▶ _What you need to do_: Output every entry exactly as given.

▶ _Record set_:
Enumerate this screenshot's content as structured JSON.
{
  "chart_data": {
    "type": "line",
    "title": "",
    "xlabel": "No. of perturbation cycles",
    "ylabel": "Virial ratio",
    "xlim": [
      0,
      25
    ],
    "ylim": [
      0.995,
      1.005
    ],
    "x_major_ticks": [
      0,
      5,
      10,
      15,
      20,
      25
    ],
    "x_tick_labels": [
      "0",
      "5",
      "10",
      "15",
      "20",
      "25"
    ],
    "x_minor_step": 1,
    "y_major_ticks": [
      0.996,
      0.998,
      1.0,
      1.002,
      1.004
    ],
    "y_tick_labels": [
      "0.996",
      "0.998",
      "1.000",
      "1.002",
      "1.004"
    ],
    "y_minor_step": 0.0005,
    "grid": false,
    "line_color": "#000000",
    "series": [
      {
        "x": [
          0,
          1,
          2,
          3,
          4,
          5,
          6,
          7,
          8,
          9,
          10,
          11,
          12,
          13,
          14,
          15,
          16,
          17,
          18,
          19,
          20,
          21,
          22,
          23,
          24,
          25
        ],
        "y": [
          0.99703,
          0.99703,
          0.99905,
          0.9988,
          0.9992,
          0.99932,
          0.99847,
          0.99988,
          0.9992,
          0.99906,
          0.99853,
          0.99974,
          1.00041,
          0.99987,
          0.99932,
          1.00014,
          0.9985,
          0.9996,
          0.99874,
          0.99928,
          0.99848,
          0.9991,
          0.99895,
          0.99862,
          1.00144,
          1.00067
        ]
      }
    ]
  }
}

▶ _The reply_:
Enumerate this screenshot's content as structured JSON.
{
  "chart_data": {
    "type": "line",
    "title": "",
    "xlabel": "No. of perturbation cycles",
    "ylabel": "Virial ratio",
    "xlim": [
      0,
      25
    ],
    "ylim": [
      0.995,
      1.005
    ],
    "x_major_ticks": [
      0,
      5,
      10,
      15,
      20,
      25
    ],
    "x_tick_labels": [
      "0",
      "5",
      "10",
      "15",
      "20",
      "25"
    ],
    "x_minor_step": 1,
    "y_major_ticks": [
      0.996,
      0.998,
      1.0,
      1.002,
      1.004
    ],
    "y_tick_labels": [
      "0.996",
      "0.998",
      "1.000",
      "1.002",
      "1.004"
    ],
    "y_minor_step": 0.0005,
    "grid": false,
    "line_color": "#000000",
    "series": [
      {
        "x": [
          0,
          1,
          2,
          3,
          4,
          5,
          6,
          7,
          8,
          9,
          10,
          11,
          12,
          13,
          14,
          15,
          16,
          17,
          18,
          19,
          20,
          21,
          22,
          23,
          24,
          25
        ],
        "y": [
          0.99703,
          0.99703,
          0.99905,
          0.9988,
          0.9992,
          0.99932,
          0.99847,
          0.99988,
          0.9992,
          0.99906,
          0.99853,
          0.99974,
          1.00041,
          0.99987,
          0.99932,
          1.00014,
          0.9985,
          0.9996,
          0.99874,
          0.99928,
          0.99848,
          0.9991,
          0.99895,
          0.99862,
          1.00144,
          1.00067
        ]
      }
    ]
  }
}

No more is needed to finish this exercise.